# [Job]
Output all records precisely as written.

-- start --

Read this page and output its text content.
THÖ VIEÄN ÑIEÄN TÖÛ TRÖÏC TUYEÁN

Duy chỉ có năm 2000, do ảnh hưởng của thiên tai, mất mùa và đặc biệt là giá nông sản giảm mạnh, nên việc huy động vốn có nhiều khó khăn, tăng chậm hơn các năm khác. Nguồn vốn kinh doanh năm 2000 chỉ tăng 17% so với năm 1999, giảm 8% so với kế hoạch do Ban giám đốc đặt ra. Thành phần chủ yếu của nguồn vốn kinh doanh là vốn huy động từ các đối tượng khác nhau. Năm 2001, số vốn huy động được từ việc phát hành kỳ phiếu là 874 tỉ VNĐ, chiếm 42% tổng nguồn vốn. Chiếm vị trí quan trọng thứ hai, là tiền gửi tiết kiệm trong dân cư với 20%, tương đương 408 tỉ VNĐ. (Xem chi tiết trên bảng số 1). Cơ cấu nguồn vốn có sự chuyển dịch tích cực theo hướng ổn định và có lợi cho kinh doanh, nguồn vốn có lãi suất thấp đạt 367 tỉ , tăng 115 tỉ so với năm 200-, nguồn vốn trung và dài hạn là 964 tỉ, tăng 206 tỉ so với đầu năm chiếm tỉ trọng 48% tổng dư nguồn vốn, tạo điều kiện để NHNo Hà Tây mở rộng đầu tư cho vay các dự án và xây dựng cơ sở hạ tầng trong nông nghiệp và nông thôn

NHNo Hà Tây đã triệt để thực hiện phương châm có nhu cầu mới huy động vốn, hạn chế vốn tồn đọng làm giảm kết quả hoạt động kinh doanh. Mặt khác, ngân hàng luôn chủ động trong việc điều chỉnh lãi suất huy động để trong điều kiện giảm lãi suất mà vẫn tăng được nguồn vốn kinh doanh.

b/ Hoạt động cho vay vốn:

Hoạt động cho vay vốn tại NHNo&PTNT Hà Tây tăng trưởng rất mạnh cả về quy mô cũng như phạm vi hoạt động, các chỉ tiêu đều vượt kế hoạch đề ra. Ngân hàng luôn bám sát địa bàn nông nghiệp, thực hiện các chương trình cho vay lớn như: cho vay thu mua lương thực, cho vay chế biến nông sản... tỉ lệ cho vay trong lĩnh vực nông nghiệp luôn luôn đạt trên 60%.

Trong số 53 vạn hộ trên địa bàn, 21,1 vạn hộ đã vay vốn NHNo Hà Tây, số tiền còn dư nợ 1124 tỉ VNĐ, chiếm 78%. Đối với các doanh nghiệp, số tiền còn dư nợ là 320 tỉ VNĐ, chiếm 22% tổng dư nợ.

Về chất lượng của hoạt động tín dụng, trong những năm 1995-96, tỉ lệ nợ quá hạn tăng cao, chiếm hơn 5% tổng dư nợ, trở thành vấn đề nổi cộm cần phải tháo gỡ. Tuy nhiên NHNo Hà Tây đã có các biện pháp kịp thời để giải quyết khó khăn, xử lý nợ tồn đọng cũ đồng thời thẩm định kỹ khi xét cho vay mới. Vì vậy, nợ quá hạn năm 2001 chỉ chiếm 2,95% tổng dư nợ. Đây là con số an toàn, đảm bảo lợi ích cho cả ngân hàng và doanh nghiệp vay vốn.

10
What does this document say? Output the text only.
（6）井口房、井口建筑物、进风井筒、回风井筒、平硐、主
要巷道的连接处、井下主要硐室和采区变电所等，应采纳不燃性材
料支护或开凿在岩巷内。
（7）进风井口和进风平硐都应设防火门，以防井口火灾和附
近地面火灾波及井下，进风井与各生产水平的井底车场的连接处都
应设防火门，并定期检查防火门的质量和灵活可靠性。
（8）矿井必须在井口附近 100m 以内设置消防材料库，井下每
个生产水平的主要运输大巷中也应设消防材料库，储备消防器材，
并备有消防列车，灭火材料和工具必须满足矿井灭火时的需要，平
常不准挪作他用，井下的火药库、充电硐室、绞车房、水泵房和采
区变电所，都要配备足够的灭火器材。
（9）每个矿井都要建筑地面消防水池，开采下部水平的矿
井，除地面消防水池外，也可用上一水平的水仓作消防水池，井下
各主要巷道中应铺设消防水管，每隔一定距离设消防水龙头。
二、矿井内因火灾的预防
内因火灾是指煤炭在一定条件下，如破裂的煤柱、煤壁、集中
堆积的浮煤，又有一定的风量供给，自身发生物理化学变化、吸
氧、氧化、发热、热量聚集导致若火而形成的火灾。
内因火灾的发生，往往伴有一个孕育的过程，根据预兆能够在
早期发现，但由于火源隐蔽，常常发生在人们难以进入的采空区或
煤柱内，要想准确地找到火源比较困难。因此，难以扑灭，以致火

-- end --

# [The solution]
Read this page and output its text content.
THÖ VIEÄN ÑIEÄN TÖÛ TRÖÏC TUYEÁN

Duy chỉ có năm 2000, do ảnh hưởng của thiên tai, mất mùa và đặc biệt là giá nông sản giảm mạnh, nên việc huy động vốn có nhiều khó khăn, tăng chậm hơn các năm khác. Nguồn vốn kinh doanh năm 2000 chỉ tăng 17% so với năm 1999, giảm 8% so với kế hoạch do Ban giám đốc đặt ra. Thành phần chủ yếu của nguồn vốn kinh doanh là vốn huy động từ các đối tượng khác nhau. Năm 2001, số vốn huy động được từ việc phát hành kỳ phiếu là 874 tỉ VNĐ, chiếm 42% tổng nguồn vốn. Chiếm vị trí quan trọng thứ hai, là tiền gửi tiết kiệm trong dân cư với 20%, tương đương 408 tỉ VNĐ. (Xem chi tiết trên bảng số 1). Cơ cấu nguồn vốn có sự chuyển dịch tích cực theo hướng ổn định và có lợi cho kinh doanh, nguồn vốn có lãi suất thấp đạt 367 tỉ , tăng 115 tỉ so với năm 200-, nguồn vốn trung và dài hạn là 964 tỉ, tăng 206 tỉ so với đầu năm chiếm tỉ trọng 48% tổng dư nguồn vốn, tạo điều kiện để NHNo Hà Tây mở rộng đầu tư cho vay các dự án và xây dựng cơ sở hạ tầng trong nông nghiệp và nông thôn

NHNo Hà Tây đã triệt để thực hiện phương châm có nhu cầu mới huy động vốn, hạn chế vốn tồn đọng làm giảm kết quả hoạt động kinh doanh. Mặt khác, ngân hàng luôn chủ động trong việc điều chỉnh lãi suất huy động để trong điều kiện giảm lãi suất mà vẫn tăng được nguồn vốn kinh doanh.

b/ Hoạt động cho vay vốn:

Hoạt động cho vay vốn tại NHNo&PTNT Hà Tây tăng trưởng rất mạnh cả về quy mô cũng như phạm vi hoạt động, các chỉ tiêu đều vượt kế hoạch đề ra. Ngân hàng luôn bám sát địa bàn nông nghiệp, thực hiện các chương trình cho vay lớn như: cho vay thu mua lương thực, cho vay chế biến nông sản... tỉ lệ cho vay trong lĩnh vực nông nghiệp luôn luôn đạt trên 60%.

Trong số 53 vạn hộ trên địa bàn, 21,1 vạn hộ đã vay vốn NHNo Hà Tây, số tiền còn dư nợ 1124 tỉ VNĐ, chiếm 78%. Đối với các doanh nghiệp, số tiền còn dư nợ là 320 tỉ VNĐ, chiếm 22% tổng dư nợ.

Về chất lượng của hoạt động tín dụng, trong những năm 1995-96, tỉ lệ nợ quá hạn tăng cao, chiếm hơn 5% tổng dư nợ, trở thành vấn đề nổi cộm cần phải tháo gỡ. Tuy nhiên NHNo Hà Tây đã có các biện pháp kịp thời để giải quyết khó khăn, xử lý nợ tồn đọng cũ đồng thời thẩm định kỹ khi xét cho vay mới. Vì vậy, nợ quá hạn năm 2001 chỉ chiếm 2,95% tổng dư nợ. Đây là con số an toàn, đảm bảo lợi ích cho cả ngân hàng và doanh nghiệp vay vốn.

10
What does this document say? Output the text only.
（6）井口房、井口建筑物、进风井筒、回风井筒、平硐、主
要巷道的连接处、井下主要硐室和采区变电所等，应采纳不燃性材
料支护或开凿在岩巷内。
（7）进风井口和进风平硐都应设防火门，以防井口火灾和附
近地面火灾波及井下，进风井与各生产水平的井底车场的连接处都
应设防火门，并定期检查防火门的质量和灵活可靠性。
（8）矿井必须在井口附近 100m 以内设置消防材料库，井下每
个生产水平的主要运输大巷中也应设消防材料库，储备消防器材，
并备有消防列车，灭火材料和工具必须满足矿井灭火时的需要，平
常不准挪作他用，井下的火药库、充电硐室、绞车房、水泵房和采
区变电所，都要配备足够的灭火器材。
（9）每个矿井都要建筑地面消防水池，开采下部水平的矿
井，除地面消防水池外，也可用上一水平的水仓作消防水池，井下
各主要巷道中应铺设消防水管，每隔一定距离设消防水龙头。
二、矿井内因火灾的预防
内因火灾是指煤炭在一定条件下，如破裂的煤柱、煤壁、集中
堆积的浮煤，又有一定的风量供给，自身发生物理化学变化、吸
氧、氧化、发热、热量聚集导致若火而形成的火灾。
内因火灾的发生，往往伴有一个孕育的过程，根据预兆能够在
早期发现，但由于火源隐蔽，常常发生在人们难以进入的采空区或
煤柱内，要想准确地找到火源比较困难。因此，难以扑灭，以致火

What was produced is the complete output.